Collected data:

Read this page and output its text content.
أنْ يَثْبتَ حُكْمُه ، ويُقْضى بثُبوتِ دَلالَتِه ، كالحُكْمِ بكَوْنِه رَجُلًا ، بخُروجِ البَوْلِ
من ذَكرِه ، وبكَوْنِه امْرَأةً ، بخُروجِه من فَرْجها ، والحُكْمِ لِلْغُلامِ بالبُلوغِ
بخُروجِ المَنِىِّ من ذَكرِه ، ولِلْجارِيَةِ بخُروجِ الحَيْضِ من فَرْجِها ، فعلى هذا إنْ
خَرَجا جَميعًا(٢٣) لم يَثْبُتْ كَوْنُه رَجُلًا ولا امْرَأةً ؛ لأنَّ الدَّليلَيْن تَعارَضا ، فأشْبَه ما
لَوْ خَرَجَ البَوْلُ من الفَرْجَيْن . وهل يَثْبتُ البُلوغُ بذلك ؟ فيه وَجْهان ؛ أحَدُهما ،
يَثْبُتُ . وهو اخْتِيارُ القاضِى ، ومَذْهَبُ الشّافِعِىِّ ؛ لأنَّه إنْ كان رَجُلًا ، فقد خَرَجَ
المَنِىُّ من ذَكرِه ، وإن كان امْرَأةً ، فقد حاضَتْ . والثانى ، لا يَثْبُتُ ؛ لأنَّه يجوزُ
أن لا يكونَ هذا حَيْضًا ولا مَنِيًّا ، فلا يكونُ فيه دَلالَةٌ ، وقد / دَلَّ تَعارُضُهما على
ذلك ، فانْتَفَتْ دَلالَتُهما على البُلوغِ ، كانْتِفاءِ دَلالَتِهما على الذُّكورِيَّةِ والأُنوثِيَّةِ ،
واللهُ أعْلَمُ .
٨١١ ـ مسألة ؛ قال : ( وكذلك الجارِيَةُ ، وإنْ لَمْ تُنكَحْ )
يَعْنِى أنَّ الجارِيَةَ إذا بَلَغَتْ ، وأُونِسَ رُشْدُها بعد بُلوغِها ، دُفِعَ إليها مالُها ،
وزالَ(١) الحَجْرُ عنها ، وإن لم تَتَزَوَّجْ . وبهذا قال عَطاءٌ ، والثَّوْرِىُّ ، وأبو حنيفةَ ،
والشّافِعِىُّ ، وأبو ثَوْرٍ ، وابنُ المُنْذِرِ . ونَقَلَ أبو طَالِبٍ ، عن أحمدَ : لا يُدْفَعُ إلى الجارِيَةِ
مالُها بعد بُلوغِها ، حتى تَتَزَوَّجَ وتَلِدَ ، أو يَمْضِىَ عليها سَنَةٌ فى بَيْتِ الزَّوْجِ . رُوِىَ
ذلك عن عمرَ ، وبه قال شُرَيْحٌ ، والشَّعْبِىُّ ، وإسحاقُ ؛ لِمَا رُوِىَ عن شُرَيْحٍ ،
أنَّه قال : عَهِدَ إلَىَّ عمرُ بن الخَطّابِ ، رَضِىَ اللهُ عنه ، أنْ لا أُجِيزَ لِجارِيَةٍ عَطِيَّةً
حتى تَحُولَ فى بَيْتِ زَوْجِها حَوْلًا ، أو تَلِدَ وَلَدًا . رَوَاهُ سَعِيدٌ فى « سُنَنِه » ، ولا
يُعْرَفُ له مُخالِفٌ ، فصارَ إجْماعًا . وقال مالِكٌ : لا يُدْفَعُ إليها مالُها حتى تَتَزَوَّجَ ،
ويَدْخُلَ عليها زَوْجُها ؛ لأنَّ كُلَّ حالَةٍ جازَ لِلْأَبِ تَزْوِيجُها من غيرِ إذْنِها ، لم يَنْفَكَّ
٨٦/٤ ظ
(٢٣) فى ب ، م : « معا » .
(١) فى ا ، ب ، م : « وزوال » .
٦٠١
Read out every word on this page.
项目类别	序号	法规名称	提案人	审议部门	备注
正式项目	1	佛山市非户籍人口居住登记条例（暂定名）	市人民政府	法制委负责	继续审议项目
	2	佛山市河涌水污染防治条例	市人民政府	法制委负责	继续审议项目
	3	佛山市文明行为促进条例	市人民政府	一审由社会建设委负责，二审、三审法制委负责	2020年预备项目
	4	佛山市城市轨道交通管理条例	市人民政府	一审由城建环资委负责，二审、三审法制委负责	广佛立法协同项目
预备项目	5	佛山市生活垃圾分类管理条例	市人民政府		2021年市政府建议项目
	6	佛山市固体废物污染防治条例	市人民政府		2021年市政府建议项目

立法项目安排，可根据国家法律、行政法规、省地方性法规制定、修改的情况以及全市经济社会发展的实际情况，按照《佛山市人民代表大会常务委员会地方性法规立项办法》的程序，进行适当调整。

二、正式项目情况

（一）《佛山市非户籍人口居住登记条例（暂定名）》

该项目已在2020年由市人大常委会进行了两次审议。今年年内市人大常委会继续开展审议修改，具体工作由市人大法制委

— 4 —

Exercise.
All entries must be repeated verbatim.

Written answer.
Read this page and output its text content.
أنْ يَثْبتَ حُكْمُه ، ويُقْضى بثُبوتِ دَلالَتِه ، كالحُكْمِ بكَوْنِه رَجُلًا ، بخُروجِ البَوْلِ
من ذَكرِه ، وبكَوْنِه امْرَأةً ، بخُروجِه من فَرْجها ، والحُكْمِ لِلْغُلامِ بالبُلوغِ
بخُروجِ المَنِىِّ من ذَكرِه ، ولِلْجارِيَةِ بخُروجِ الحَيْضِ من فَرْجِها ، فعلى هذا إنْ
خَرَجا جَميعًا(٢٣) لم يَثْبُتْ كَوْنُه رَجُلًا ولا امْرَأةً ؛ لأنَّ الدَّليلَيْن تَعارَضا ، فأشْبَه ما
لَوْ خَرَجَ البَوْلُ من الفَرْجَيْن . وهل يَثْبتُ البُلوغُ بذلك ؟ فيه وَجْهان ؛ أحَدُهما ،
يَثْبُتُ . وهو اخْتِيارُ القاضِى ، ومَذْهَبُ الشّافِعِىِّ ؛ لأنَّه إنْ كان رَجُلًا ، فقد خَرَجَ
المَنِىُّ من ذَكرِه ، وإن كان امْرَأةً ، فقد حاضَتْ . والثانى ، لا يَثْبُتُ ؛ لأنَّه يجوزُ
أن لا يكونَ هذا حَيْضًا ولا مَنِيًّا ، فلا يكونُ فيه دَلالَةٌ ، وقد / دَلَّ تَعارُضُهما على
ذلك ، فانْتَفَتْ دَلالَتُهما على البُلوغِ ، كانْتِفاءِ دَلالَتِهما على الذُّكورِيَّةِ والأُنوثِيَّةِ ،
واللهُ أعْلَمُ .
٨١١ ـ مسألة ؛ قال : ( وكذلك الجارِيَةُ ، وإنْ لَمْ تُنكَحْ )
يَعْنِى أنَّ الجارِيَةَ إذا بَلَغَتْ ، وأُونِسَ رُشْدُها بعد بُلوغِها ، دُفِعَ إليها مالُها ،
وزالَ(١) الحَجْرُ عنها ، وإن لم تَتَزَوَّجْ . وبهذا قال عَطاءٌ ، والثَّوْرِىُّ ، وأبو حنيفةَ ،
والشّافِعِىُّ ، وأبو ثَوْرٍ ، وابنُ المُنْذِرِ . ونَقَلَ أبو طَالِبٍ ، عن أحمدَ : لا يُدْفَعُ إلى الجارِيَةِ
مالُها بعد بُلوغِها ، حتى تَتَزَوَّجَ وتَلِدَ ، أو يَمْضِىَ عليها سَنَةٌ فى بَيْتِ الزَّوْجِ . رُوِىَ
ذلك عن عمرَ ، وبه قال شُرَيْحٌ ، والشَّعْبِىُّ ، وإسحاقُ ؛ لِمَا رُوِىَ عن شُرَيْحٍ ،
أنَّه قال : عَهِدَ إلَىَّ عمرُ بن الخَطّابِ ، رَضِىَ اللهُ عنه ، أنْ لا أُجِيزَ لِجارِيَةٍ عَطِيَّةً
حتى تَحُولَ فى بَيْتِ زَوْجِها حَوْلًا ، أو تَلِدَ وَلَدًا . رَوَاهُ سَعِيدٌ فى « سُنَنِه » ، ولا
يُعْرَفُ له مُخالِفٌ ، فصارَ إجْماعًا . وقال مالِكٌ : لا يُدْفَعُ إليها مالُها حتى تَتَزَوَّجَ ،
ويَدْخُلَ عليها زَوْجُها ؛ لأنَّ كُلَّ حالَةٍ جازَ لِلْأَبِ تَزْوِيجُها من غيرِ إذْنِها ، لم يَنْفَكَّ
٨٦/٤ ظ
(٢٣) فى ب ، م : « معا » .
(١) فى ا ، ب ، م : « وزوال » .
٦٠١
Read out every word on this page.
项目类别	序号	法规名称	提案人	审议部门	备注
正式项目	1	佛山市非户籍人口居住登记条例（暂定名）	市人民政府	法制委负责	继续审议项目
	2	佛山市河涌水污染防治条例	市人民政府	法制委负责	继续审议项目
	3	佛山市文明行为促进条例	市人民政府	一审由社会建设委负责，二审、三审法制委负责	2020年预备项目
	4	佛山市城市轨道交通管理条例	市人民政府	一审由城建环资委负责，二审、三审法制委负责	广佛立法协同项目
预备项目	5	佛山市生活垃圾分类管理条例	市人民政府		2021年市政府建议项目
	6	佛山市固体废物污染防治条例	市人民政府		2021年市政府建议项目

立法项目安排，可根据国家法律、行政法规、省地方性法规制定、修改的情况以及全市经济社会发展的实际情况，按照《佛山市人民代表大会常务委员会地方性法规立项办法》的程序，进行适当调整。

二、正式项目情况

（一）《佛山市非户籍人口居住登记条例（暂定名）》

该项目已在2020年由市人大常委会进行了两次审议。今年年内市人大常委会继续开展审议修改，具体工作由市人大法制委

— 4 —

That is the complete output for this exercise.